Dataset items
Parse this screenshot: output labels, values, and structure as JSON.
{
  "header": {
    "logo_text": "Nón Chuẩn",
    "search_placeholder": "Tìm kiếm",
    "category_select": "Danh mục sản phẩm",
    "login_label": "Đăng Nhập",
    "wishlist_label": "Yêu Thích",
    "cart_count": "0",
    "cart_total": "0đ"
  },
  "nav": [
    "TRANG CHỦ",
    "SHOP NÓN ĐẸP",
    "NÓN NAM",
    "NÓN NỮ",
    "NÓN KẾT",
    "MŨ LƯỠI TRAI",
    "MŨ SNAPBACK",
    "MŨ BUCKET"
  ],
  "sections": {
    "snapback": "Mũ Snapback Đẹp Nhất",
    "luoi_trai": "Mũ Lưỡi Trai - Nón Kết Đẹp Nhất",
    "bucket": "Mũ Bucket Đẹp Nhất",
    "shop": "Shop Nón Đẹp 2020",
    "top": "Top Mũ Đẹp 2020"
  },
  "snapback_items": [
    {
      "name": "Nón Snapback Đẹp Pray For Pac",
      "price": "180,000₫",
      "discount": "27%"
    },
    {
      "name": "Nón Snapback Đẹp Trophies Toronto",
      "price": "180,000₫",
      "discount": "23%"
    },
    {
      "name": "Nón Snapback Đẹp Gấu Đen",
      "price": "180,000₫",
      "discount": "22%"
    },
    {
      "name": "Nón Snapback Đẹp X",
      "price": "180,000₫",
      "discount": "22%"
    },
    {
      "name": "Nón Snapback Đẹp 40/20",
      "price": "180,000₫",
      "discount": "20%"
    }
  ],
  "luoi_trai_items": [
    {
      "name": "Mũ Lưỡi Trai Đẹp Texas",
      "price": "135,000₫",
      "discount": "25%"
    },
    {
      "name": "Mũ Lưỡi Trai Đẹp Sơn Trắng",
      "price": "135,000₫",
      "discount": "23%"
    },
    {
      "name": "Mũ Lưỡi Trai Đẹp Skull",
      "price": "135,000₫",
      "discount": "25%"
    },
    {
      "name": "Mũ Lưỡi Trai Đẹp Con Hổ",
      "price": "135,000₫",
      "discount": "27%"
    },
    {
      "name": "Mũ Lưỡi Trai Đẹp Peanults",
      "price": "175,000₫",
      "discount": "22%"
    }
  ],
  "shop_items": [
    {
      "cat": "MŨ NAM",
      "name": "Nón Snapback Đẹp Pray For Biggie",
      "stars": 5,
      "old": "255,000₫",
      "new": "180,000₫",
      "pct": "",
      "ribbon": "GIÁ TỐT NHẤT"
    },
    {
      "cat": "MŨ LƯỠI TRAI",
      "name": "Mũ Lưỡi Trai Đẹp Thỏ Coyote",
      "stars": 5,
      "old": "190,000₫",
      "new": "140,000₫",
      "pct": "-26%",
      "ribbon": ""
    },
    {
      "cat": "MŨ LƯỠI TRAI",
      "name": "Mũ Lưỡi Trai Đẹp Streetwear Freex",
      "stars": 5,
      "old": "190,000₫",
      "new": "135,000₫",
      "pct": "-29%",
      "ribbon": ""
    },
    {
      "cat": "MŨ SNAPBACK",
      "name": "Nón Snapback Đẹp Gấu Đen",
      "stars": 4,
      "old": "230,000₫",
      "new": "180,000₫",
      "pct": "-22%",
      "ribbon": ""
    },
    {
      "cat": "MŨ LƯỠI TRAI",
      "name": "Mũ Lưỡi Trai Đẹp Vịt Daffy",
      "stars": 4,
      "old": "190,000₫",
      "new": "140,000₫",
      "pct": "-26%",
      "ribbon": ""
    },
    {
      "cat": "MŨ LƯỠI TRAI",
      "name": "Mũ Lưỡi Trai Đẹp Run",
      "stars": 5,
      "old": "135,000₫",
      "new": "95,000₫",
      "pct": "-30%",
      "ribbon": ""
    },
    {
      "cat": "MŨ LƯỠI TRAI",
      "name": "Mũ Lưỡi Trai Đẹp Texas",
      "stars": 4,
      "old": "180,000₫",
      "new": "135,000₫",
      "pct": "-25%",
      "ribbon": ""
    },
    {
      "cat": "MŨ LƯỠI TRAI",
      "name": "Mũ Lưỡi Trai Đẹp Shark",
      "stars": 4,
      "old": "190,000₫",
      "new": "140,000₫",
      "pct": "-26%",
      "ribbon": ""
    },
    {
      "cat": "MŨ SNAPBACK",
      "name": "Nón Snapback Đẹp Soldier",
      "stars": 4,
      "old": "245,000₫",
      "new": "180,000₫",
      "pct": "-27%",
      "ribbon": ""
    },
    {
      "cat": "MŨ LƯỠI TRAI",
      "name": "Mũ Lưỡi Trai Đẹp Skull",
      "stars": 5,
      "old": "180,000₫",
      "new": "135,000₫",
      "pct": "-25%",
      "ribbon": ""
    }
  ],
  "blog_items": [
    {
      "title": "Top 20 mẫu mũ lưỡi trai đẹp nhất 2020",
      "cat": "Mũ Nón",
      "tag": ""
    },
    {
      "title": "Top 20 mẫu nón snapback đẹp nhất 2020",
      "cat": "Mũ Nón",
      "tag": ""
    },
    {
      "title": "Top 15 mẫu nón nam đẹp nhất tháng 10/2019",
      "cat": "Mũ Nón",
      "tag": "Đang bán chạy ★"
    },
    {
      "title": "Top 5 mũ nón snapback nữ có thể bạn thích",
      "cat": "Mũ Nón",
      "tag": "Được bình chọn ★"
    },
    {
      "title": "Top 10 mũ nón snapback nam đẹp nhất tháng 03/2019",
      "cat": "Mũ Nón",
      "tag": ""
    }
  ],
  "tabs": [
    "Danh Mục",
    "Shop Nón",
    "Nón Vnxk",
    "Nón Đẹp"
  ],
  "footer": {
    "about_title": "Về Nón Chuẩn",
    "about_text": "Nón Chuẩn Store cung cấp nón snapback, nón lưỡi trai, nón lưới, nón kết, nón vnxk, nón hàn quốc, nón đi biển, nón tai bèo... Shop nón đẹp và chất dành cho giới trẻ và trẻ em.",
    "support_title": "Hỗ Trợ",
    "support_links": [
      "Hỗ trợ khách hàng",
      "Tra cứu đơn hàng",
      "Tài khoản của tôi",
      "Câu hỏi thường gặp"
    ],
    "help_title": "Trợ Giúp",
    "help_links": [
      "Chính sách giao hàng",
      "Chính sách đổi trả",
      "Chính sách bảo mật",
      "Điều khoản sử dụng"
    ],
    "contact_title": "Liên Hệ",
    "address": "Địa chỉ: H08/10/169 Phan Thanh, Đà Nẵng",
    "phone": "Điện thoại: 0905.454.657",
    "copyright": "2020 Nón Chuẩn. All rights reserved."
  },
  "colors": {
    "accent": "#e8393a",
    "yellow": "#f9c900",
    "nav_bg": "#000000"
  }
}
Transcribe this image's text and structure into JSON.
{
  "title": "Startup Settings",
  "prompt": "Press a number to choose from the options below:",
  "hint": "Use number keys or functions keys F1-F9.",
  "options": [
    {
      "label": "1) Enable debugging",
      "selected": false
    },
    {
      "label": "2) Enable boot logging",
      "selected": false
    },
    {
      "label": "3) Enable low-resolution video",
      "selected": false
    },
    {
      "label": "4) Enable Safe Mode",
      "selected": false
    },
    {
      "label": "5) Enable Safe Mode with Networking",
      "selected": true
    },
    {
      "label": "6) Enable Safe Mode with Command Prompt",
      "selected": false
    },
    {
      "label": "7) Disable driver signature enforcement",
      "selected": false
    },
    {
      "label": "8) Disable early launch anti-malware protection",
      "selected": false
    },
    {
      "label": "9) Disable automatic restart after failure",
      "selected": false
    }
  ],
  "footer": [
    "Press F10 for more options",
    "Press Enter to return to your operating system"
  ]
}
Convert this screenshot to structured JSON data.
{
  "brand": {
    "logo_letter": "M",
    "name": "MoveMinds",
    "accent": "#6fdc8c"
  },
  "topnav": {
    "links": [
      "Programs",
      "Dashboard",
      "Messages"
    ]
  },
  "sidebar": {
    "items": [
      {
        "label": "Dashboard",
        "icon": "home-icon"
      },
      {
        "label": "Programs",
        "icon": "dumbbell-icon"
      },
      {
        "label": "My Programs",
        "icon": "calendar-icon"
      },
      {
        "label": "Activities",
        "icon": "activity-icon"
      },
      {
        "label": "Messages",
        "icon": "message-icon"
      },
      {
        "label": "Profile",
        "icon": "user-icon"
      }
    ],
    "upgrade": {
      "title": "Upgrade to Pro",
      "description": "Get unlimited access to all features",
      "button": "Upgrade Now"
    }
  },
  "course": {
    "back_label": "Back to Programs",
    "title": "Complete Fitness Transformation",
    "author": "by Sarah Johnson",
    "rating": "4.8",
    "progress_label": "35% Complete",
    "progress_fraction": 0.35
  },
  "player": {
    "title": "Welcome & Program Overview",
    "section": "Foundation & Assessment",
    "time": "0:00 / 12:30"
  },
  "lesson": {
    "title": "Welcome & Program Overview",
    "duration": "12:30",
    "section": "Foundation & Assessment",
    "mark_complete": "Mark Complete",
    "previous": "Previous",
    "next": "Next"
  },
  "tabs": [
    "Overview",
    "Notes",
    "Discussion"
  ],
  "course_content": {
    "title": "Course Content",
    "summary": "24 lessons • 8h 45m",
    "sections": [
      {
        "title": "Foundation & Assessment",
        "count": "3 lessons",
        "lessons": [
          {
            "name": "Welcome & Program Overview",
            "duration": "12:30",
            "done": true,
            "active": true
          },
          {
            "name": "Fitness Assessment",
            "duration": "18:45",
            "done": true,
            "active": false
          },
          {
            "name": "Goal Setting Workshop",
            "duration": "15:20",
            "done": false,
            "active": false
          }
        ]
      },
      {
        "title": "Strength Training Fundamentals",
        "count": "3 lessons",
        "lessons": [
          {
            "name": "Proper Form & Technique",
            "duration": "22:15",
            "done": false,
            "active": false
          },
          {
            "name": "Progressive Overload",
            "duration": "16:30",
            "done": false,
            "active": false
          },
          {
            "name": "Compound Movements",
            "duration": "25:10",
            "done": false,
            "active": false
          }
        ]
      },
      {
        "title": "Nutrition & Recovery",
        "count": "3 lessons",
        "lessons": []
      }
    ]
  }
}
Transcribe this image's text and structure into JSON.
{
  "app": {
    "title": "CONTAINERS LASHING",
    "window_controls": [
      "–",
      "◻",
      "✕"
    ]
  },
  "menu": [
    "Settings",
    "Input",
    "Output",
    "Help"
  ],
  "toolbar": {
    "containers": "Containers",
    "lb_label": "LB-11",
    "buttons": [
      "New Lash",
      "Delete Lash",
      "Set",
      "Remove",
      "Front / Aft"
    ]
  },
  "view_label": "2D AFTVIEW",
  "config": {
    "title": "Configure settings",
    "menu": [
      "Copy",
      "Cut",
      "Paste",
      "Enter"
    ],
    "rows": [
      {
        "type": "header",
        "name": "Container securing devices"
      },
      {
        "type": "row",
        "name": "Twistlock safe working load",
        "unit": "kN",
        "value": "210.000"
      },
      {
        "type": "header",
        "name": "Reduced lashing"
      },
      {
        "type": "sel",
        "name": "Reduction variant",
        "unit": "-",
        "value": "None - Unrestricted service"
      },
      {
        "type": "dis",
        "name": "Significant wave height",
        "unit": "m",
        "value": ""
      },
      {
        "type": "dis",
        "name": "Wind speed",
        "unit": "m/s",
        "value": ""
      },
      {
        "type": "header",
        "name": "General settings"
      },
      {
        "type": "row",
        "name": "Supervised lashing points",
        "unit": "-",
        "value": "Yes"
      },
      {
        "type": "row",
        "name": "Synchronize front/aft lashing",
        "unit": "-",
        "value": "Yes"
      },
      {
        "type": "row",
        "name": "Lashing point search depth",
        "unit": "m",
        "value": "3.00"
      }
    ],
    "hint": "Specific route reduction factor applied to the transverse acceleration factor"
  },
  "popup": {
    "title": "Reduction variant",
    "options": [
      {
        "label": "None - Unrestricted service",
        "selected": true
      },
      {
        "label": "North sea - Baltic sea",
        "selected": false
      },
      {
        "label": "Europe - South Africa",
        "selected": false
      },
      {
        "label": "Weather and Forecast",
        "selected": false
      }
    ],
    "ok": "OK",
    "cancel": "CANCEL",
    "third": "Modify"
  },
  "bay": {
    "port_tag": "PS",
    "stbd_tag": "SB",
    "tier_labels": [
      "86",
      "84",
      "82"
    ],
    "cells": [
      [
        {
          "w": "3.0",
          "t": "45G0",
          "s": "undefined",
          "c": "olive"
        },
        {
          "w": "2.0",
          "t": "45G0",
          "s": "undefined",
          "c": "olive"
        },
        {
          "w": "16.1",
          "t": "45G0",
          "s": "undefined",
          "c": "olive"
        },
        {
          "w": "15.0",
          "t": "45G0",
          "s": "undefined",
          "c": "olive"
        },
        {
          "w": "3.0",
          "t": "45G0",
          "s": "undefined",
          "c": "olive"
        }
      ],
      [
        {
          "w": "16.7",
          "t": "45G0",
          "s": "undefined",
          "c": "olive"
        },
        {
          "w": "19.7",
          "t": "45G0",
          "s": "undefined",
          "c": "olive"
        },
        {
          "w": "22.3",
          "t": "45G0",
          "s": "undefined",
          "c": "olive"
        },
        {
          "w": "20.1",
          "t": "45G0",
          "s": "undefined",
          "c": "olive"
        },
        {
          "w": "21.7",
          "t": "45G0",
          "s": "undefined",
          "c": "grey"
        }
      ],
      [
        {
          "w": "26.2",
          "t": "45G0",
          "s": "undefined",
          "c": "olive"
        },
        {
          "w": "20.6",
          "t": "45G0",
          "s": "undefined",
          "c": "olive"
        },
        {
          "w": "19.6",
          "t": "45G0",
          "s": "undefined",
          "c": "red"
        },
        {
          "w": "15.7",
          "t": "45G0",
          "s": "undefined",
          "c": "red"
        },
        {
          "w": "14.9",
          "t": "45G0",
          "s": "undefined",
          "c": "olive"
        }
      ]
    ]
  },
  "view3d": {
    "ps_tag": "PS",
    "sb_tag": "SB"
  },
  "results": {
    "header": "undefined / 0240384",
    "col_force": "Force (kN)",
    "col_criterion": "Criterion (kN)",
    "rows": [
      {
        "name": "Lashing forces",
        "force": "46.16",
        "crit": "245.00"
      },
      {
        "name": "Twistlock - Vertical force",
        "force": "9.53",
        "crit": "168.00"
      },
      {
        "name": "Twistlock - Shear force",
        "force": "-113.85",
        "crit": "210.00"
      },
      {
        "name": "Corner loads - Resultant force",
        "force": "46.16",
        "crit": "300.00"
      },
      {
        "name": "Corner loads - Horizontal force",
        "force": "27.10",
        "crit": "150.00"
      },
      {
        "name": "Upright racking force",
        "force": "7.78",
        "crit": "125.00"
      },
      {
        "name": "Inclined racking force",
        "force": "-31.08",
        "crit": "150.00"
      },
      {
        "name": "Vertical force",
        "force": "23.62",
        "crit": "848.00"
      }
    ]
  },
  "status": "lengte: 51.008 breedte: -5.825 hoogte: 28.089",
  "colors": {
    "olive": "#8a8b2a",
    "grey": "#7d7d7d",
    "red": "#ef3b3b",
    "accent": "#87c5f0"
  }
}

Your objective
List every line above that contains the word "Overview".

Task answer
    "title": "Welcome & Program Overview",
    "title": "Welcome & Program Overview",
    "Overview",
            "name": "Welcome & Program Overview",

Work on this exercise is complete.